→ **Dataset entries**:

◆ ◆ ◆

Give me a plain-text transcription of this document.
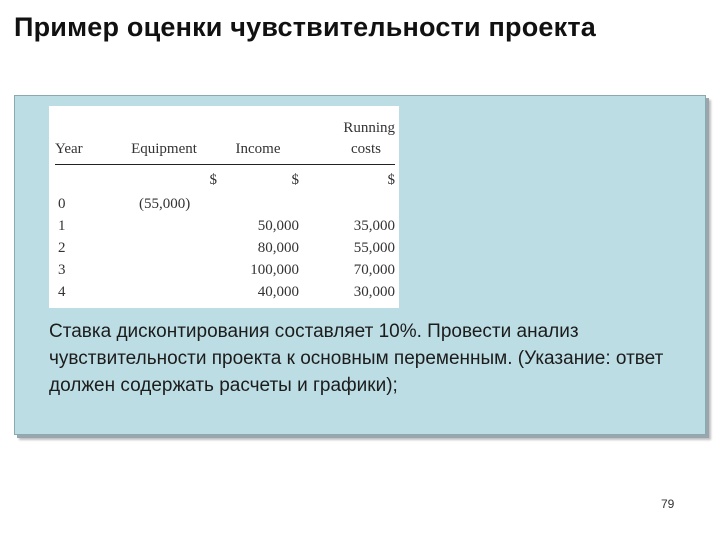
Пример оценки чувствительности проекта
Year	Equipment	Income	Running
costs

	$	$	$
0	(55,000)		
1		50,000	35,000
2		80,000	55,000
3		100,000	70,000
4		40,000	30,000
Ставка дисконтирования составляет 10%. Провести анализ чувствительности проекта к основным переменным. (Указание: ответ должен содержать расчеты и графики);
79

◆ ◆ ◆

→ **Problem description**: The records above are to be quoted exactly, with all pictures left out.

→ **Answer for this exercise**:
Give me a plain-text transcription of this document.
Пример оценки чувствительности проекта
Year	Equipment	Income	Running
costs

	$	$	$
0	(55,000)		
1		50,000	35,000
2		80,000	55,000
3		100,000	70,000
4		40,000	30,000
Ставка дисконтирования составляет 10%. Провести анализ чувствительности проекта к основным переменным. (Указание: ответ должен содержать расчеты и графики);
79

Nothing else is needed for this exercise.